Pictures in the data below are not part of the copy; transcribe everything else exactly.

[START Records for processing]

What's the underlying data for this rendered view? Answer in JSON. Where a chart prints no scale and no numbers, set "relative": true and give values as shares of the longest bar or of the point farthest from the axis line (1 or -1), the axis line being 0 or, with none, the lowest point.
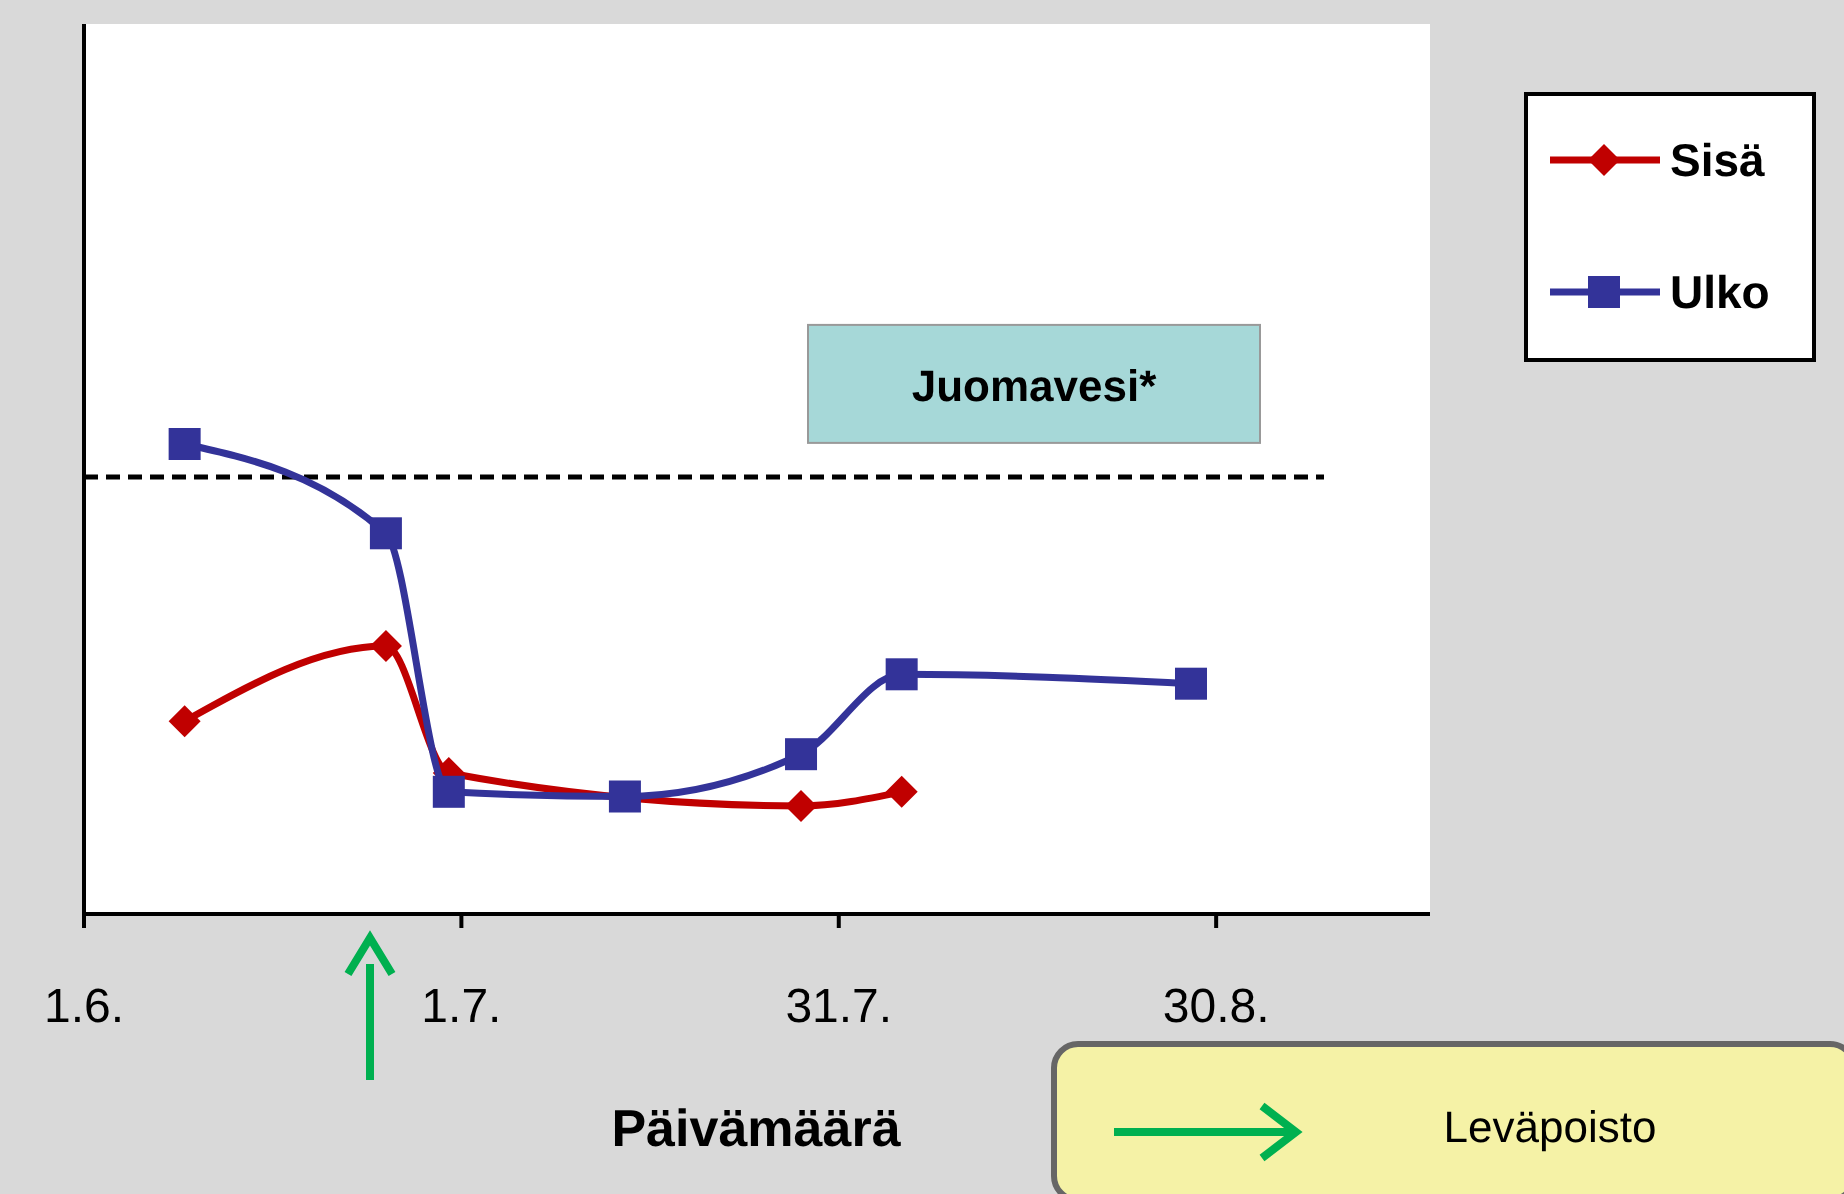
{
  "chart_data": {
    "type": "line",
    "relative": true,
    "xlabel": "Päivämäärä",
    "xlim": [
      "--06-01",
      "--09-16"
    ],
    "xticks": [
      {
        "value": "--06-01",
        "label": "1.6."
      },
      {
        "value": "--07-01",
        "label": "1.7."
      },
      {
        "value": "--07-31",
        "label": "31.7."
      },
      {
        "value": "--08-30",
        "label": "30.8."
      }
    ],
    "series": [
      {
        "name": "Sisä",
        "color": "#c00000",
        "marker": "diamond",
        "x": [
          "--06-09",
          "--06-25",
          "--06-30",
          "--07-14",
          "--07-28",
          "--08-05"
        ],
        "values": [
          0.41,
          0.57,
          0.3,
          null,
          0.23,
          0.26
        ]
      },
      {
        "name": "Ulko",
        "color": "#333399",
        "marker": "square",
        "x": [
          "--06-09",
          "--06-25",
          "--06-30",
          "--07-14",
          "--07-28",
          "--08-05",
          "--08-28"
        ],
        "values": [
          1,
          0.81,
          0.26,
          0.25,
          0.34,
          0.51,
          0.49
        ]
      }
    ],
    "ref_lines": [
      {
        "axis": "y",
        "value": 0.93,
        "label": "Juomavesi*",
        "line_style": "dashed",
        "color": "#000000"
      }
    ],
    "annotations": [
      "Leväpoisto"
    ],
    "legend": "right",
    "grid": false
  }
}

[END Records for processing]

Full response:
What's the underlying data for this rendered view? Answer in JSON. Where a chart prints no scale and no numbers, set "relative": true and give values as shares of the longest bar or of the point farthest from the axis line (1 or -1), the axis line being 0 or, with none, the lowest point.
{
  "chart_data": {
    "type": "line",
    "relative": true,
    "xlabel": "Päivämäärä",
    "xlim": [
      "--06-01",
      "--09-16"
    ],
    "xticks": [
      {
        "value": "--06-01",
        "label": "1.6."
      },
      {
        "value": "--07-01",
        "label": "1.7."
      },
      {
        "value": "--07-31",
        "label": "31.7."
      },
      {
        "value": "--08-30",
        "label": "30.8."
      }
    ],
    "series": [
      {
        "name": "Sisä",
        "color": "#c00000",
        "marker": "diamond",
        "x": [
          "--06-09",
          "--06-25",
          "--06-30",
          "--07-14",
          "--07-28",
          "--08-05"
        ],
        "values": [
          0.41,
          0.57,
          0.3,
          null,
          0.23,
          0.26
        ]
      },
      {
        "name": "Ulko",
        "color": "#333399",
        "marker": "square",
        "x": [
          "--06-09",
          "--06-25",
          "--06-30",
          "--07-14",
          "--07-28",
          "--08-05",
          "--08-28"
        ],
        "values": [
          1,
          0.81,
          0.26,
          0.25,
          0.34,
          0.51,
          0.49
        ]
      }
    ],
    "ref_lines": [
      {
        "axis": "y",
        "value": 0.93,
        "label": "Juomavesi*",
        "line_style": "dashed",
        "color": "#000000"
      }
    ],
    "annotations": [
      "Leväpoisto"
    ],
    "legend": "right",
    "grid": false
  }
}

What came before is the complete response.